Transcribe each line of the records below exactly, excluding any embedded images.

##### Working data #####

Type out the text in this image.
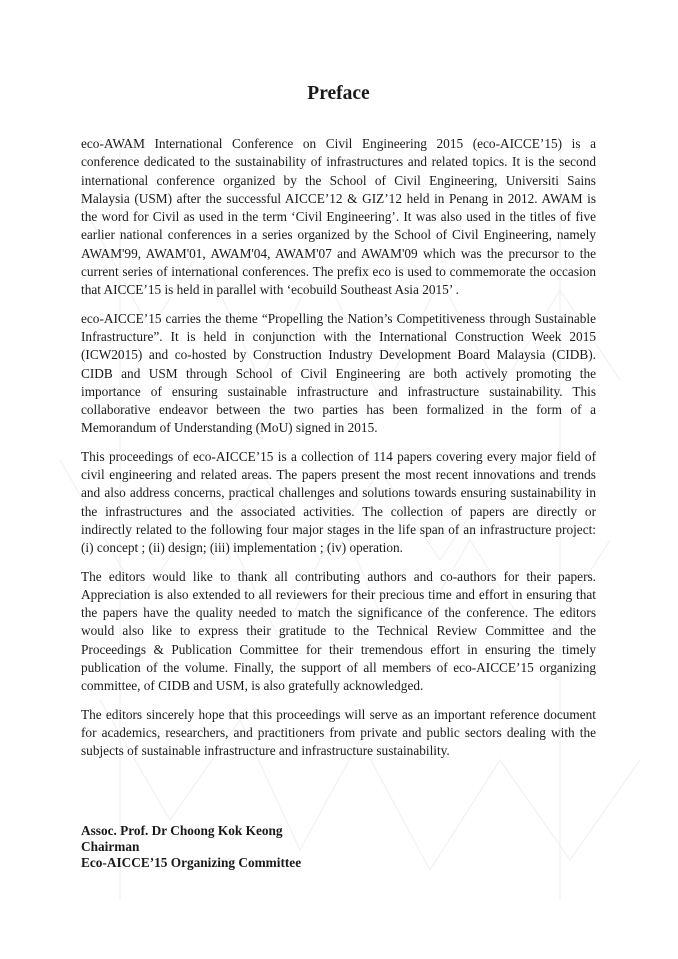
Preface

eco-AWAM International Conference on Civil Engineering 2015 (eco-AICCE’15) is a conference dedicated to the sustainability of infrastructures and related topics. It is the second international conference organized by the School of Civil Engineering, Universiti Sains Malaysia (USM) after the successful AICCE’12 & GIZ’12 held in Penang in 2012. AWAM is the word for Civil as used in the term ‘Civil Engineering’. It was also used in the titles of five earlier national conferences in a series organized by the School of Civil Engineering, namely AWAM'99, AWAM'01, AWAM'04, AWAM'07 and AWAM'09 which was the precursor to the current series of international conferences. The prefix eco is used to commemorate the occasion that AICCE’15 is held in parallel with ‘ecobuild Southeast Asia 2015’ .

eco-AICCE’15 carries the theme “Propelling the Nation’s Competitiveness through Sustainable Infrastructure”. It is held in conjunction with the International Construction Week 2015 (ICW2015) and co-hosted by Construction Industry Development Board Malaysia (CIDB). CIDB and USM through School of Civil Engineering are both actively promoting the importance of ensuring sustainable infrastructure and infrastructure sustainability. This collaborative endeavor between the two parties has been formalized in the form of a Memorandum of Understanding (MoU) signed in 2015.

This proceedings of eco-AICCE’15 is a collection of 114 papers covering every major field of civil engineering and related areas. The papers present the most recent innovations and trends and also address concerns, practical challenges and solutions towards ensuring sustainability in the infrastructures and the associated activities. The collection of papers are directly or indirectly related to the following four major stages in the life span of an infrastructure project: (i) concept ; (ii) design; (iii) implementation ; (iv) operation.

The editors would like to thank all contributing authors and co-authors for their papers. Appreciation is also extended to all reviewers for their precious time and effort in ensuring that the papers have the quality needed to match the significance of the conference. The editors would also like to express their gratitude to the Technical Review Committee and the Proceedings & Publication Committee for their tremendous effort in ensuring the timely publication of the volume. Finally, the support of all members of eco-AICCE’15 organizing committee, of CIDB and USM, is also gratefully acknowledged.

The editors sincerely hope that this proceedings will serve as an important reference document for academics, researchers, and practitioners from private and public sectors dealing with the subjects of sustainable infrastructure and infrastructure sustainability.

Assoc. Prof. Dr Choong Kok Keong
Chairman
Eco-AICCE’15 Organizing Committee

#####

Response to the task ::
Type out the text in this image.
Preface

eco-AWAM International Conference on Civil Engineering 2015 (eco-AICCE’15) is a conference dedicated to the sustainability of infrastructures and related topics. It is the second international conference organized by the School of Civil Engineering, Universiti Sains Malaysia (USM) after the successful AICCE’12 & GIZ’12 held in Penang in 2012. AWAM is the word for Civil as used in the term ‘Civil Engineering’. It was also used in the titles of five earlier national conferences in a series organized by the School of Civil Engineering, namely AWAM'99, AWAM'01, AWAM'04, AWAM'07 and AWAM'09 which was the precursor to the current series of international conferences. The prefix eco is used to commemorate the occasion that AICCE’15 is held in parallel with ‘ecobuild Southeast Asia 2015’ .

eco-AICCE’15 carries the theme “Propelling the Nation’s Competitiveness through Sustainable Infrastructure”. It is held in conjunction with the International Construction Week 2015 (ICW2015) and co-hosted by Construction Industry Development Board Malaysia (CIDB). CIDB and USM through School of Civil Engineering are both actively promoting the importance of ensuring sustainable infrastructure and infrastructure sustainability. This collaborative endeavor between the two parties has been formalized in the form of a Memorandum of Understanding (MoU) signed in 2015.

This proceedings of eco-AICCE’15 is a collection of 114 papers covering every major field of civil engineering and related areas. The papers present the most recent innovations and trends and also address concerns, practical challenges and solutions towards ensuring sustainability in the infrastructures and the associated activities. The collection of papers are directly or indirectly related to the following four major stages in the life span of an infrastructure project: (i) concept ; (ii) design; (iii) implementation ; (iv) operation.

The editors would like to thank all contributing authors and co-authors for their papers. Appreciation is also extended to all reviewers for their precious time and effort in ensuring that the papers have the quality needed to match the significance of the conference. The editors would also like to express their gratitude to the Technical Review Committee and the Proceedings & Publication Committee for their tremendous effort in ensuring the timely publication of the volume. Finally, the support of all members of eco-AICCE’15 organizing committee, of CIDB and USM, is also gratefully acknowledged.

The editors sincerely hope that this proceedings will serve as an important reference document for academics, researchers, and practitioners from private and public sectors dealing with the subjects of sustainable infrastructure and infrastructure sustainability.

Assoc. Prof. Dr Choong Kok Keong
Chairman
Eco-AICCE’15 Organizing Committee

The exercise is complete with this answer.